▸ **GOAL**:
Look through the material below. Copy every line with the string "watermark" in it.

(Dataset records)

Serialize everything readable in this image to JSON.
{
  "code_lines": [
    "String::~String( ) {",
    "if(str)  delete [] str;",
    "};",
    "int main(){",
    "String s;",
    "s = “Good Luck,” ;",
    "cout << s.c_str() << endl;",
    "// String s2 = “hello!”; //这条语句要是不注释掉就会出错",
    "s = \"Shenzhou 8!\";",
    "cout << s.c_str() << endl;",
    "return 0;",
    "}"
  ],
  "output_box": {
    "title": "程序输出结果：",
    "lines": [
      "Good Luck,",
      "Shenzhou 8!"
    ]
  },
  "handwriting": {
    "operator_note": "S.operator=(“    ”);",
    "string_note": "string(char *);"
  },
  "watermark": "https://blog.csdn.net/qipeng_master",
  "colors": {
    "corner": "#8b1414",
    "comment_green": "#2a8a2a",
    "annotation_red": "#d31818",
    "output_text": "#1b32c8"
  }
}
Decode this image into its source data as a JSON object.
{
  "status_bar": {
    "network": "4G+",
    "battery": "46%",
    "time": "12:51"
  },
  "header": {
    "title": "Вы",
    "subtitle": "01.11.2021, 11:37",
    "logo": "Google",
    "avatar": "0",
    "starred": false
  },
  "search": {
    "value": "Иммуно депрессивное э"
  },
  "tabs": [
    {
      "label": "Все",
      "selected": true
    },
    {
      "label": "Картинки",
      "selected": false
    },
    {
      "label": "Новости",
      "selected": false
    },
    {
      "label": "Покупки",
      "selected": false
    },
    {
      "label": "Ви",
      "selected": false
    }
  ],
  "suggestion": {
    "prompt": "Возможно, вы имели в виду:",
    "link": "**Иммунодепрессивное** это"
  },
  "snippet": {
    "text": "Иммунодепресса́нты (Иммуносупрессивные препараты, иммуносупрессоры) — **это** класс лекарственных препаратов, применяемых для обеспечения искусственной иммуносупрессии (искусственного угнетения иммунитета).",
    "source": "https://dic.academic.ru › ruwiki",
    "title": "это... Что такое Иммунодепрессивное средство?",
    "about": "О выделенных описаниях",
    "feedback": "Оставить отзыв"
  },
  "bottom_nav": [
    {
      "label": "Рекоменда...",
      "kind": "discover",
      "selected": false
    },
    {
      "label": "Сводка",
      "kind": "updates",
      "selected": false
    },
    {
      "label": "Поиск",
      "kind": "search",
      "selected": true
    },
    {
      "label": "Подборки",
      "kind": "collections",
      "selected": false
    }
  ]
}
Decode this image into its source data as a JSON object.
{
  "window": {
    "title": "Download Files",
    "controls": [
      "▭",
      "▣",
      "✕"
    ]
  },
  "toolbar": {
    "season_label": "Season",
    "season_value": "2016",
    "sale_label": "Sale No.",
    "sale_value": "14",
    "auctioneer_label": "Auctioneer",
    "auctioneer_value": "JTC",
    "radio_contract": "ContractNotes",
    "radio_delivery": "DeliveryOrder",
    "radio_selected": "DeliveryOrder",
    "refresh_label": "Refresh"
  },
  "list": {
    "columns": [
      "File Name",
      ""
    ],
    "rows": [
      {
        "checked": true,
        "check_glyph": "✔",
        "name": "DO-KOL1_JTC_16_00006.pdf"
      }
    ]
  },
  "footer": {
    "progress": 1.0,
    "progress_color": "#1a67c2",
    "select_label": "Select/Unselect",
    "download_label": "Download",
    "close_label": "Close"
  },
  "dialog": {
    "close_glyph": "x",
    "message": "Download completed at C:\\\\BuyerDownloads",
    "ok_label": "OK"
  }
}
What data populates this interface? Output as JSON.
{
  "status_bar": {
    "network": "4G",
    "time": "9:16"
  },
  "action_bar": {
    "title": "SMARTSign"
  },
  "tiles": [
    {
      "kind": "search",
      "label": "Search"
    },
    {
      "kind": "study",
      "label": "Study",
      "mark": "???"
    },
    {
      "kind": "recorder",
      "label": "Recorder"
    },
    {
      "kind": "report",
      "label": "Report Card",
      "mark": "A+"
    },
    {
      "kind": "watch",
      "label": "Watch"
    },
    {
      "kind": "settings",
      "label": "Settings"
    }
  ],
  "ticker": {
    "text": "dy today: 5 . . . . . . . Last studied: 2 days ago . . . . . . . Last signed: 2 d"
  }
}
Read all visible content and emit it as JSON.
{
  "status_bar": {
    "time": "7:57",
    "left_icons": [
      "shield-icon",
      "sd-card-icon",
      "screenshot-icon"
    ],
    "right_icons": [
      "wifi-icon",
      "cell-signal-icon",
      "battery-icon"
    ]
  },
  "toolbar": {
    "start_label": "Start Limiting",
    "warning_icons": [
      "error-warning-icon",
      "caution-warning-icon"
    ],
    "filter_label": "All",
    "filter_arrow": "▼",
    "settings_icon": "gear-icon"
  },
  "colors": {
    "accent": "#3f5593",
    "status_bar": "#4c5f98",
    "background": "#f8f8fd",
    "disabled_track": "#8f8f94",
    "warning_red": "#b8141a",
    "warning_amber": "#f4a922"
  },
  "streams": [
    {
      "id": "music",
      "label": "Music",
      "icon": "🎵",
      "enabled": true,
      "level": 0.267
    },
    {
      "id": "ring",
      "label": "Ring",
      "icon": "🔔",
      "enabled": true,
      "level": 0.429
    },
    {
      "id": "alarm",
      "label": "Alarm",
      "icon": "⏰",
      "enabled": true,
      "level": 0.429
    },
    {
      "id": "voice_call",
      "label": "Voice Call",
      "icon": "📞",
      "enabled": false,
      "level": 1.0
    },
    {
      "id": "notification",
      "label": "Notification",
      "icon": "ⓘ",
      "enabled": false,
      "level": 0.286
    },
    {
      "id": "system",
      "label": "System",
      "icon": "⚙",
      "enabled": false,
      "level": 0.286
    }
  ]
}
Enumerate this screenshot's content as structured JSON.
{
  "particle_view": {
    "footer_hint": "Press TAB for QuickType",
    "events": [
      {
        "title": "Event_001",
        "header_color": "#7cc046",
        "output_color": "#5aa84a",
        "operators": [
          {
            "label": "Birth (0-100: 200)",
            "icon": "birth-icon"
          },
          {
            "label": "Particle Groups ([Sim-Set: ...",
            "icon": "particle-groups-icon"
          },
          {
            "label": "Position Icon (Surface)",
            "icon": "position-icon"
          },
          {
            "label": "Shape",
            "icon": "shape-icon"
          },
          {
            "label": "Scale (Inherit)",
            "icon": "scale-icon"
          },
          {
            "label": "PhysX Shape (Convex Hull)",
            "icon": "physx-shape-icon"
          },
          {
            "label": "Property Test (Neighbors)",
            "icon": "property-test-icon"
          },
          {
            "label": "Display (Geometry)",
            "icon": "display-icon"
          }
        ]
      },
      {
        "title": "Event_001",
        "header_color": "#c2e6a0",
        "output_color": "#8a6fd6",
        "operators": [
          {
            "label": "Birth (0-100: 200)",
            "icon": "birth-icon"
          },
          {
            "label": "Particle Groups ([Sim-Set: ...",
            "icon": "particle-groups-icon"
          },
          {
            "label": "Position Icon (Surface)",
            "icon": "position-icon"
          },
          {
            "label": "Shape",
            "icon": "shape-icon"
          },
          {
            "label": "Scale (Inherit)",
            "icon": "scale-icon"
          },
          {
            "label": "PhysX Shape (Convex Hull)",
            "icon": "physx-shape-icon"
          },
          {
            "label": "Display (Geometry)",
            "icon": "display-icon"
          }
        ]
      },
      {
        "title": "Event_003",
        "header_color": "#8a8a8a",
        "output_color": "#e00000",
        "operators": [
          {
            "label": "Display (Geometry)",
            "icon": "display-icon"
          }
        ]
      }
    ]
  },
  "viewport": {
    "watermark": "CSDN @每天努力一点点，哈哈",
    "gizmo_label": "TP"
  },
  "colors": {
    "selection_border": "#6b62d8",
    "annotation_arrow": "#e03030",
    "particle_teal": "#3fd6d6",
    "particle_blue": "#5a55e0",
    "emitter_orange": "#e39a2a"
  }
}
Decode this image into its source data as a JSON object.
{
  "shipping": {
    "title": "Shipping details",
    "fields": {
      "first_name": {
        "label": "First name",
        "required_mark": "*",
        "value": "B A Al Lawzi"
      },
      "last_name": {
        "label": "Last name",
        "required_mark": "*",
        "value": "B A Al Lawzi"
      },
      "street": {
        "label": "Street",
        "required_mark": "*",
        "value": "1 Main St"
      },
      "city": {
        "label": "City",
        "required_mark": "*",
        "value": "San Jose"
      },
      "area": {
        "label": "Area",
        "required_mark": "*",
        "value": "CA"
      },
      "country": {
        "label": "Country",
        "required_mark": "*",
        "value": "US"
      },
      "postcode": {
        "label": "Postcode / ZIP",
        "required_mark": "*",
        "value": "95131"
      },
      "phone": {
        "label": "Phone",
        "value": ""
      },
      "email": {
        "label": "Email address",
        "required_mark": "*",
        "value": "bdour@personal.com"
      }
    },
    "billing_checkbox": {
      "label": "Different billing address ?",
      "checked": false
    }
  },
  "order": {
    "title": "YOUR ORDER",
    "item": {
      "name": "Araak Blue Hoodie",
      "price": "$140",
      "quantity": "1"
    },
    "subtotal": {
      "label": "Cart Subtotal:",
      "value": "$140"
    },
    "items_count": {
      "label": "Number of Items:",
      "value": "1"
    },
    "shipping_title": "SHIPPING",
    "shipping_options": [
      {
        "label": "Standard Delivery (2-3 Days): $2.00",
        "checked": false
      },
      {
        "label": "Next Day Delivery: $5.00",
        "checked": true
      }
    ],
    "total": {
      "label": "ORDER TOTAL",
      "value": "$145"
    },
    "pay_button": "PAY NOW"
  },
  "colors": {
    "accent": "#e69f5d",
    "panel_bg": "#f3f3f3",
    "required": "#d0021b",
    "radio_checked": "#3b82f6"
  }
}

▸ **THE RESULT**:
  "watermark": "https://blog.csdn.net/qipeng_master",
    "watermark": "CSDN @每天努力一点点，哈哈",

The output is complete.